** start Selected excerpt **

Before a baby comes.
Bring them around young babies. Exposing children to young babies gives them an idea of what to expect when their own baby comes to the home. Hearing them cry, or seeing them eat will help a child understand what a baby needs and does when they are young.
Tell them the things babies do- cry, use diapers, feeding etc. Showing or telling them about how babies act will help their expectations. When we talked about my sons baby brother coming, he assumed that baby brother was a child his age or older. Not realizing that the baby was going to be young.
Teach them about babies before the baby comes. Show them videos or watch TV programs that feature babies and show what babies do. Talk with your child often about how babies act. Show them babies clothes. Using a doll as a teaching tool is a wonderful idea. Dolls such as cabbage patch dolls can be diapered, some dolls urinate, some have a hole in their mouth so you can bottle feed them. Show your children pictures of birth, and breastfeeding can give a child an idea of what to expect.
Pick up books at a library about siblings and babies. There are several good books that you can read with your child to help them adjust to the idea of having a new baby in the home.

** end Selected excerpt **

◆ **What is asked**:
**a)** Do these statements agree with the advice on preparing a child for a new baby? Answer yes or no for each, quoting the words of the text that decide it: (i) the text calls a doll a good teaching tool; (ii) the son expected his baby brother to be younger than himself; (iii) the text recommends buying books about siblings from a bookstore.
**b)** Which kind of doll does the advice on preparing a child for a new baby name as one that can be diapered?
**c)** Write the next part of the advice on preparing a child for a new baby, picking up after its last sentence.

** start Information supplied **

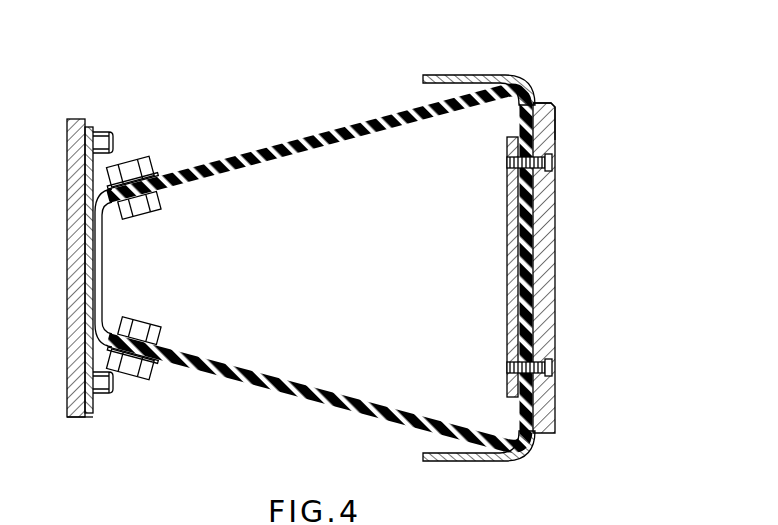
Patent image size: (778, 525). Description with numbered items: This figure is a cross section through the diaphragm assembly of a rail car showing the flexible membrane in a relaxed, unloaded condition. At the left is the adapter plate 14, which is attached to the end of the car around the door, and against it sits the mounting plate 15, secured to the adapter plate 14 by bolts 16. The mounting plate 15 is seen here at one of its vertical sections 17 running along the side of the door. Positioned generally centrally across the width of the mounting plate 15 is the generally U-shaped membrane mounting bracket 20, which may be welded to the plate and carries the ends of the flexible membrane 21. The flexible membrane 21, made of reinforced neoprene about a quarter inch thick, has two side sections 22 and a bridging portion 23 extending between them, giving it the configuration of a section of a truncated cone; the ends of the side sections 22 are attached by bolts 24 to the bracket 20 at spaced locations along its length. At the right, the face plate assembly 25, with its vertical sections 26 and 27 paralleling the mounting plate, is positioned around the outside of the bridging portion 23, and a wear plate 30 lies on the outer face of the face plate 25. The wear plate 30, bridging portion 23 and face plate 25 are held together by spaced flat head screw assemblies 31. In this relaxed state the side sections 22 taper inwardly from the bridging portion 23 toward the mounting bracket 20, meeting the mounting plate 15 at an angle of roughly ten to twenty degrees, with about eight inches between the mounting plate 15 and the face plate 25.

** end Information supplied **

◆ **Solved problems**:
**a)**
(i) Yes: "Using a doll as a teaching tool is a wonderful idea."
(ii) No: "he assumed that baby brother was a child his age or older."
(iii) No: "Pick up books at a library about siblings and babies."

**b)** Cabbage patch dolls.

**c)**
Bring them with you to prenatal appointments, ultrasound's and let them feel the baby as much as they can and want to. My son got a huge kick out of feeling his baby brother moving. In fact when the baby would stop moving, he would poke my belly until the baby started kicking again. He really enjoyed feeling his brother moving. We explained what the heartbeat was, and how we see the doctor to be sure that his baby brother is safe and healthy.
Have them help with the baby's things. They can help fold and put clothes away, Stack diapers, set up cribs and playpens ( as supervisors). Testing out the baby monitor is a fun thing they can help with. Let them help pick out clothes for the baby, or things for the baby's room and belongings. Likewise if your older child is moving to a new room, help them pick out new bedding and some new things for their new room. It may be a good idea to buy new bedding for them so they feel included in the household changes
Show them pictures of when they were a baby, so they can identify how children grow. My son recognizes his own baby pictures, he will point them out and tell people that was him when he was little. This gives them an idea of how babies change and grow over the first few months and even years.
For when the baby is home.
Buy a gift from the baby to the older sibling. This is a sweet idea that can make an older child feel loved and welcomed. In a time when all the focus is going to be on his new sibling, remembering them with a gift can make them feel loved. If you are having guests visit after the baby is born, and they plan on bringing a gift for the new baby, ask them to bring one for your older child as well, or have a stash of small gifts on hand for your older child so they don't feel left out.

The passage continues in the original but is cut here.